# Problem description
Every record below should be written out exactly; pictures stay out.
##############################
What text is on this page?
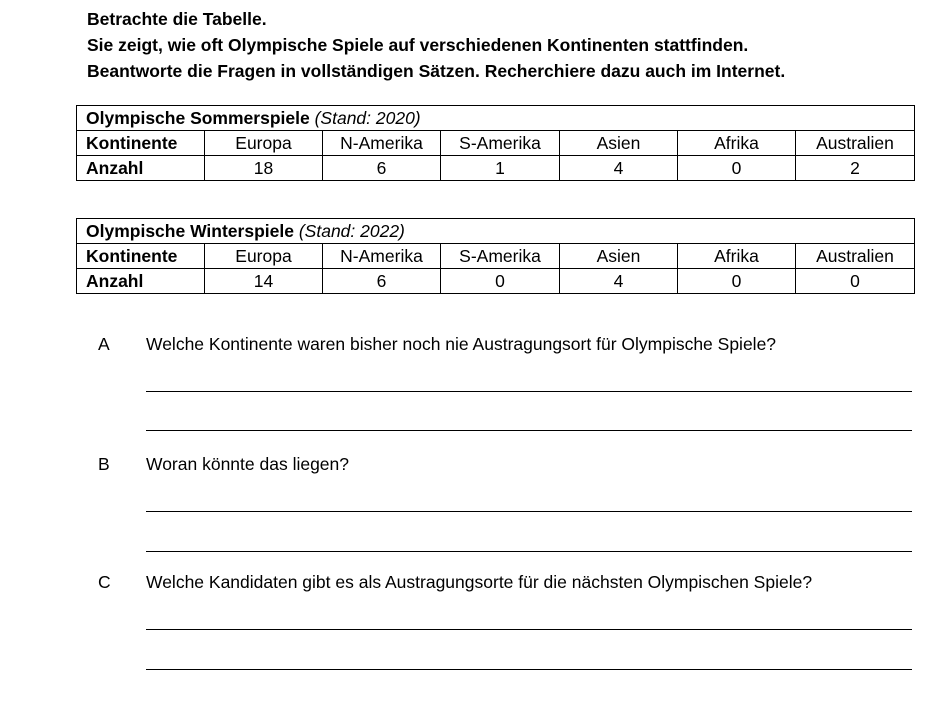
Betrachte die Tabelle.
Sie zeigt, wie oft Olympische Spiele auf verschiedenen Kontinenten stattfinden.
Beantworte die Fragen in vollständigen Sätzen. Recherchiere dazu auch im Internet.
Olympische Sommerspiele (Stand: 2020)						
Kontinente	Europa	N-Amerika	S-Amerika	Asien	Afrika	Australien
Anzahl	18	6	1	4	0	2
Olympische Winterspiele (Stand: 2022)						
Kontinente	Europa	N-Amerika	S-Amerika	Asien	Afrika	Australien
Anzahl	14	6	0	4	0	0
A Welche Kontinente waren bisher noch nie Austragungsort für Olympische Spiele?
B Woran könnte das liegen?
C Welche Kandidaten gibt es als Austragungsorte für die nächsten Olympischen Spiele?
##############################
# Result of this exercise
What text is on this page?
Betrachte die Tabelle.
Sie zeigt, wie oft Olympische Spiele auf verschiedenen Kontinenten stattfinden.
Beantworte die Fragen in vollständigen Sätzen. Recherchiere dazu auch im Internet.
Olympische Sommerspiele (Stand: 2020)						
Kontinente	Europa	N-Amerika	S-Amerika	Asien	Afrika	Australien
Anzahl	18	6	1	4	0	2
Olympische Winterspiele (Stand: 2022)						
Kontinente	Europa	N-Amerika	S-Amerika	Asien	Afrika	Australien
Anzahl	14	6	0	4	0	0
A Welche Kontinente waren bisher noch nie Austragungsort für Olympische Spiele?
B Woran könnte das liegen?
C Welche Kandidaten gibt es als Austragungsorte für die nächsten Olympischen Spiele?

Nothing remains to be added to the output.